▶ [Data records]
----

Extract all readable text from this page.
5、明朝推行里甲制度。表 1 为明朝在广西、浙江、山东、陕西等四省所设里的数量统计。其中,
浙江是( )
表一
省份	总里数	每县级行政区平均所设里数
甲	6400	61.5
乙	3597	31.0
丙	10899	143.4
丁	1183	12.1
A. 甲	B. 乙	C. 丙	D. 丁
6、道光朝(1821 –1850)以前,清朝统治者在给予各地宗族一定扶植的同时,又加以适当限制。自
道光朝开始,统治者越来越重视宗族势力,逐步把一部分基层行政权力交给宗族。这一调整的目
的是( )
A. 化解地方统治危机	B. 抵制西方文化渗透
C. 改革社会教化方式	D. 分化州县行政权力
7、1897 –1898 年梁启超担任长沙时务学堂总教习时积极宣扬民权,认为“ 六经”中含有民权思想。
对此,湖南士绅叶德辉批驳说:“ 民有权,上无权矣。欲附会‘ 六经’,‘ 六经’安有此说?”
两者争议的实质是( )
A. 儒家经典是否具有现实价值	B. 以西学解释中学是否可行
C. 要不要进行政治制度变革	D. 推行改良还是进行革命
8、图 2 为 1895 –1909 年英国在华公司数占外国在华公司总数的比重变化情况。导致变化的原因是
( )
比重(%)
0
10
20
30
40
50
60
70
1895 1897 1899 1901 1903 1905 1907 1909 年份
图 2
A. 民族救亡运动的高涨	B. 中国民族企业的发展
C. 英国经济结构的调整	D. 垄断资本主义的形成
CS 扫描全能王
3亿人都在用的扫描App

----

▶ [Your goal]
Repeat the records above exactly as they appear.

▶ [Correct output]
Extract all readable text from this page.
5、明朝推行里甲制度。表 1 为明朝在广西、浙江、山东、陕西等四省所设里的数量统计。其中,
浙江是( )
表一
省份	总里数	每县级行政区平均所设里数
甲	6400	61.5
乙	3597	31.0
丙	10899	143.4
丁	1183	12.1
A. 甲	B. 乙	C. 丙	D. 丁
6、道光朝(1821 –1850)以前,清朝统治者在给予各地宗族一定扶植的同时,又加以适当限制。自
道光朝开始,统治者越来越重视宗族势力,逐步把一部分基层行政权力交给宗族。这一调整的目
的是( )
A. 化解地方统治危机	B. 抵制西方文化渗透
C. 改革社会教化方式	D. 分化州县行政权力
7、1897 –1898 年梁启超担任长沙时务学堂总教习时积极宣扬民权,认为“ 六经”中含有民权思想。
对此,湖南士绅叶德辉批驳说:“ 民有权,上无权矣。欲附会‘ 六经’,‘ 六经’安有此说?”
两者争议的实质是( )
A. 儒家经典是否具有现实价值	B. 以西学解释中学是否可行
C. 要不要进行政治制度变革	D. 推行改良还是进行革命
8、图 2 为 1895 –1909 年英国在华公司数占外国在华公司总数的比重变化情况。导致变化的原因是
( )
比重(%)
0
10
20
30
40
50
60
70
1895 1897 1899 1901 1903 1905 1907 1909 年份
图 2
A. 民族救亡运动的高涨	B. 中国民族企业的发展
C. 英国经济结构的调整	D. 垄断资本主义的形成
CS 扫描全能王
3亿人都在用的扫描App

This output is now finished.